• **What is expected**
Scan the records below. List lines holding "Department".

— Start Dataset entries —

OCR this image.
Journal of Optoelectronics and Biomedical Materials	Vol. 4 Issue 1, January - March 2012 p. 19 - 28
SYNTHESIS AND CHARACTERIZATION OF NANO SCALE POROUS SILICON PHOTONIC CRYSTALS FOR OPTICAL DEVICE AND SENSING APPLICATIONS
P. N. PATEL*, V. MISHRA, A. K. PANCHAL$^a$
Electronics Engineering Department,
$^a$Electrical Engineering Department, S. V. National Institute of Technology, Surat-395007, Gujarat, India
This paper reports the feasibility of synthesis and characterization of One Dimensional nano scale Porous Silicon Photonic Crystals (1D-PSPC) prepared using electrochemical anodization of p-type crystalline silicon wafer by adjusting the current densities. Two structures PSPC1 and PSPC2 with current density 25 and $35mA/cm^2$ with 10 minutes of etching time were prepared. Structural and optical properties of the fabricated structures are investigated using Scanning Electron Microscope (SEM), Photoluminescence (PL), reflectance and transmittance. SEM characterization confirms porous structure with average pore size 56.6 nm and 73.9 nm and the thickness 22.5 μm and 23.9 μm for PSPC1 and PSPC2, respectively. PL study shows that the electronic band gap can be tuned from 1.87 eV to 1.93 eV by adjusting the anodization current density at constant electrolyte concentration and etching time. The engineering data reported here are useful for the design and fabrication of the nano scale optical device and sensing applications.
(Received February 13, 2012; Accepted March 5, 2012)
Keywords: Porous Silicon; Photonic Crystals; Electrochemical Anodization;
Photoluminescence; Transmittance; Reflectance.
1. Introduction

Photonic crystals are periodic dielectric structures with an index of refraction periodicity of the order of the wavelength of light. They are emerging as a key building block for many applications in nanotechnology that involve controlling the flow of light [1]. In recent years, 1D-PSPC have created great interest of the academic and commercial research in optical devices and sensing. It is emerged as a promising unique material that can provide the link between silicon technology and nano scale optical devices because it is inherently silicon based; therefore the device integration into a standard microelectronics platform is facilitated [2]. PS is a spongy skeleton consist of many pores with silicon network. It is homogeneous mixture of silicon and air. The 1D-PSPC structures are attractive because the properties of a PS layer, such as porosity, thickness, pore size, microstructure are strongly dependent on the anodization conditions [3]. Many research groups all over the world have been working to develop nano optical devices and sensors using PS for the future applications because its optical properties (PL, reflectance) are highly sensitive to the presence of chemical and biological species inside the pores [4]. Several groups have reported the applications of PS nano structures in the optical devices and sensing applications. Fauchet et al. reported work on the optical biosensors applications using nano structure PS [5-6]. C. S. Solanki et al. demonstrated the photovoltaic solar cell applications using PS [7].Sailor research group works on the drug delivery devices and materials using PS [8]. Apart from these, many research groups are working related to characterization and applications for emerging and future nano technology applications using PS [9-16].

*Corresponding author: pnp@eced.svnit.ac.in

— End Dataset entries —

• **Output**
Electronics Engineering Department,
$^a$Electrical Engineering Department, S. V. National Institute of Technology, Surat-395007, Gujarat, India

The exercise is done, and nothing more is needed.